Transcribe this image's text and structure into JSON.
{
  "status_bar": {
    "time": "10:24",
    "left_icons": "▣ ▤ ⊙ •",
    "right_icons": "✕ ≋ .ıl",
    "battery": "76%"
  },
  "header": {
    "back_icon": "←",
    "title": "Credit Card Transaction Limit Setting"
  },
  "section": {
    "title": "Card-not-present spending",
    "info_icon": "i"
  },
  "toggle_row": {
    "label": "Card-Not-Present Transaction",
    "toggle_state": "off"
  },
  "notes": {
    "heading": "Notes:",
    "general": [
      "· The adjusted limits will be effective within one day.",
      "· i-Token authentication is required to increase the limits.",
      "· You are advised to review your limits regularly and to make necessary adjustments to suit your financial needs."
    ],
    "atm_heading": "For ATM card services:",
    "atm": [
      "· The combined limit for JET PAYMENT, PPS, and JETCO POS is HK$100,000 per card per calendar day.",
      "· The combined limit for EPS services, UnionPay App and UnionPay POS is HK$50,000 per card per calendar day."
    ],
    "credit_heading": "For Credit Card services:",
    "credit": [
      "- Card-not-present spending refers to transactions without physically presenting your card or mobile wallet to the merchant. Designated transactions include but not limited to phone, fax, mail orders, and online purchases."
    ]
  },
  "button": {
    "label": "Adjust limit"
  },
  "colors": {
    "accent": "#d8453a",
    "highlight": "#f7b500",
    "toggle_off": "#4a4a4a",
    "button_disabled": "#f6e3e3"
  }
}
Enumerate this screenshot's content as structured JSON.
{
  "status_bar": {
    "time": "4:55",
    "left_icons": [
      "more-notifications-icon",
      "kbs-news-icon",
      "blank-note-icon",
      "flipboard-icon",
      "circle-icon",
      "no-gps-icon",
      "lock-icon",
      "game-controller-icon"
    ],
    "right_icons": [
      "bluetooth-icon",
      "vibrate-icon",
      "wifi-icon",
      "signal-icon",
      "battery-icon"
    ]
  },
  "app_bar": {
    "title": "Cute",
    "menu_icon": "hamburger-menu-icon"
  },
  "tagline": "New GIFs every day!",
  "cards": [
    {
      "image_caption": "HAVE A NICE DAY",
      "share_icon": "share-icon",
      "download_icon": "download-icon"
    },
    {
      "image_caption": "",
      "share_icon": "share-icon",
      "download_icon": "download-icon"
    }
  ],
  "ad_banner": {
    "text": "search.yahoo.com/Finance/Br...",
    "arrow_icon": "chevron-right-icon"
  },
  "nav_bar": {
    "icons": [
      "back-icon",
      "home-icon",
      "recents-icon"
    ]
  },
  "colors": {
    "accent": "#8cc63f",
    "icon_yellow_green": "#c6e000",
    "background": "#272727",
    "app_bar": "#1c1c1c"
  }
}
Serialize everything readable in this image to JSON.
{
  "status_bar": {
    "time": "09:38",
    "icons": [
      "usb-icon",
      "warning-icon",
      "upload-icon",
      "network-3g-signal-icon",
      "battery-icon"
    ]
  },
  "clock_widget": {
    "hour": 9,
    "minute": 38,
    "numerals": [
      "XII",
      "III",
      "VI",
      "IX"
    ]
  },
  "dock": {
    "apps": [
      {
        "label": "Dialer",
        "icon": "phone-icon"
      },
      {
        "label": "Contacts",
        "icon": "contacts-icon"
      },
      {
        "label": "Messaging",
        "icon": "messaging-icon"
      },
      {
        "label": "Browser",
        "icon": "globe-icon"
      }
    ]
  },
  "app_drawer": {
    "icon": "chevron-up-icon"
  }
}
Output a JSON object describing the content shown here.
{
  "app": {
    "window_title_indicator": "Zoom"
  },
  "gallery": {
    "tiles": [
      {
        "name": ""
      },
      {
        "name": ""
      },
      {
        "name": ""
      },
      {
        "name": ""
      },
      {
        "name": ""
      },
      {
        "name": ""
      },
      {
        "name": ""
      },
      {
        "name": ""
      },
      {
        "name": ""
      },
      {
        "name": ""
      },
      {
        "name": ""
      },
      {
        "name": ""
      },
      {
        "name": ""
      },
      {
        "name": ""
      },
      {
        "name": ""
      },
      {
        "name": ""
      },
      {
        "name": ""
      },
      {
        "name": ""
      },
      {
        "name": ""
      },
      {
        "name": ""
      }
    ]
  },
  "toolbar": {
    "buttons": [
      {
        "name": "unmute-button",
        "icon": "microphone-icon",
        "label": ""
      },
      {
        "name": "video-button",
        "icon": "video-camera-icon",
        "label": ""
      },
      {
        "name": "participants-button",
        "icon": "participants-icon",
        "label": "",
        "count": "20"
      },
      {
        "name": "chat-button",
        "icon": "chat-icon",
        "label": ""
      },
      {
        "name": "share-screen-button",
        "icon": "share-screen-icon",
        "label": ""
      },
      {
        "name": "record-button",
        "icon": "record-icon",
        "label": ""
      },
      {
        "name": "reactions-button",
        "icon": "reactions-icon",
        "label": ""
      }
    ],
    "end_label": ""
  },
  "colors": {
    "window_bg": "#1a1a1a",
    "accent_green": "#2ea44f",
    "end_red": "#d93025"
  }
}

## TASK TO COMPLETE
Repeat the data verbatim.

## SOLUTION FOR THIS TASK
Transcribe this image's text and structure into JSON.
{
  "status_bar": {
    "time": "10:24",
    "left_icons": "▣ ▤ ⊙ •",
    "right_icons": "✕ ≋ .ıl",
    "battery": "76%"
  },
  "header": {
    "back_icon": "←",
    "title": "Credit Card Transaction Limit Setting"
  },
  "section": {
    "title": "Card-not-present spending",
    "info_icon": "i"
  },
  "toggle_row": {
    "label": "Card-Not-Present Transaction",
    "toggle_state": "off"
  },
  "notes": {
    "heading": "Notes:",
    "general": [
      "· The adjusted limits will be effective within one day.",
      "· i-Token authentication is required to increase the limits.",
      "· You are advised to review your limits regularly and to make necessary adjustments to suit your financial needs."
    ],
    "atm_heading": "For ATM card services:",
    "atm": [
      "· The combined limit for JET PAYMENT, PPS, and JETCO POS is HK$100,000 per card per calendar day.",
      "· The combined limit for EPS services, UnionPay App and UnionPay POS is HK$50,000 per card per calendar day."
    ],
    "credit_heading": "For Credit Card services:",
    "credit": [
      "- Card-not-present spending refers to transactions without physically presenting your card or mobile wallet to the merchant. Designated transactions include but not limited to phone, fax, mail orders, and online purchases."
    ]
  },
  "button": {
    "label": "Adjust limit"
  },
  "colors": {
    "accent": "#d8453a",
    "highlight": "#f7b500",
    "toggle_off": "#4a4a4a",
    "button_disabled": "#f6e3e3"
  }
}
Enumerate this screenshot's content as structured JSON.
{
  "status_bar": {
    "time": "4:55",
    "left_icons": [
      "more-notifications-icon",
      "kbs-news-icon",
      "blank-note-icon",
      "flipboard-icon",
      "circle-icon",
      "no-gps-icon",
      "lock-icon",
      "game-controller-icon"
    ],
    "right_icons": [
      "bluetooth-icon",
      "vibrate-icon",
      "wifi-icon",
      "signal-icon",
      "battery-icon"
    ]
  },
  "app_bar": {
    "title": "Cute",
    "menu_icon": "hamburger-menu-icon"
  },
  "tagline": "New GIFs every day!",
  "cards": [
    {
      "image_caption": "HAVE A NICE DAY",
      "share_icon": "share-icon",
      "download_icon": "download-icon"
    },
    {
      "image_caption": "",
      "share_icon": "share-icon",
      "download_icon": "download-icon"
    }
  ],
  "ad_banner": {
    "text": "search.yahoo.com/Finance/Br...",
    "arrow_icon": "chevron-right-icon"
  },
  "nav_bar": {
    "icons": [
      "back-icon",
      "home-icon",
      "recents-icon"
    ]
  },
  "colors": {
    "accent": "#8cc63f",
    "icon_yellow_green": "#c6e000",
    "background": "#272727",
    "app_bar": "#1c1c1c"
  }
}
Serialize everything readable in this image to JSON.
{
  "status_bar": {
    "time": "09:38",
    "icons": [
      "usb-icon",
      "warning-icon",
      "upload-icon",
      "network-3g-signal-icon",
      "battery-icon"
    ]
  },
  "clock_widget": {
    "hour": 9,
    "minute": 38,
    "numerals": [
      "XII",
      "III",
      "VI",
      "IX"
    ]
  },
  "dock": {
    "apps": [
      {
        "label": "Dialer",
        "icon": "phone-icon"
      },
      {
        "label": "Contacts",
        "icon": "contacts-icon"
      },
      {
        "label": "Messaging",
        "icon": "messaging-icon"
      },
      {
        "label": "Browser",
        "icon": "globe-icon"
      }
    ]
  },
  "app_drawer": {
    "icon": "chevron-up-icon"
  }
}
Output a JSON object describing the content shown here.
{
  "app": {
    "window_title_indicator": "Zoom"
  },
  "gallery": {
    "tiles": [
      {
        "name": ""
      },
      {
        "name": ""
      },
      {
        "name": ""
      },
      {
        "name": ""
      },
      {
        "name": ""
      },
      {
        "name": ""
      },
      {
        "name": ""
      },
      {
        "name": ""
      },
      {
        "name": ""
      },
      {
        "name": ""
      },
      {
        "name": ""
      },
      {
        "name": ""
      },
      {
        "name": ""
      },
      {
        "name": ""
      },
      {
        "name": ""
      },
      {
        "name": ""
      },
      {
        "name": ""
      },
      {
        "name": ""
      },
      {
        "name": ""
      },
      {
        "name": ""
      }
    ]
  },
  "toolbar": {
    "buttons": [
      {
        "name": "unmute-button",
        "icon": "microphone-icon",
        "label": ""
      },
      {
        "name": "video-button",
        "icon": "video-camera-icon",
        "label": ""
      },
      {
        "name": "participants-button",
        "icon": "participants-icon",
        "label": "",
        "count": "20"
      },
      {
        "name": "chat-button",
        "icon": "chat-icon",
        "label": ""
      },
      {
        "name": "share-screen-button",
        "icon": "share-screen-icon",
        "label": ""
      },
      {
        "name": "record-button",
        "icon": "record-icon",
        "label": ""
      },
      {
        "name": "reactions-button",
        "icon": "reactions-icon",
        "label": ""
      }
    ],
    "end_label": ""
  },
  "colors": {
    "window_bg": "#1a1a1a",
    "accent_green": "#2ea44f",
    "end_red": "#d93025"
  }
}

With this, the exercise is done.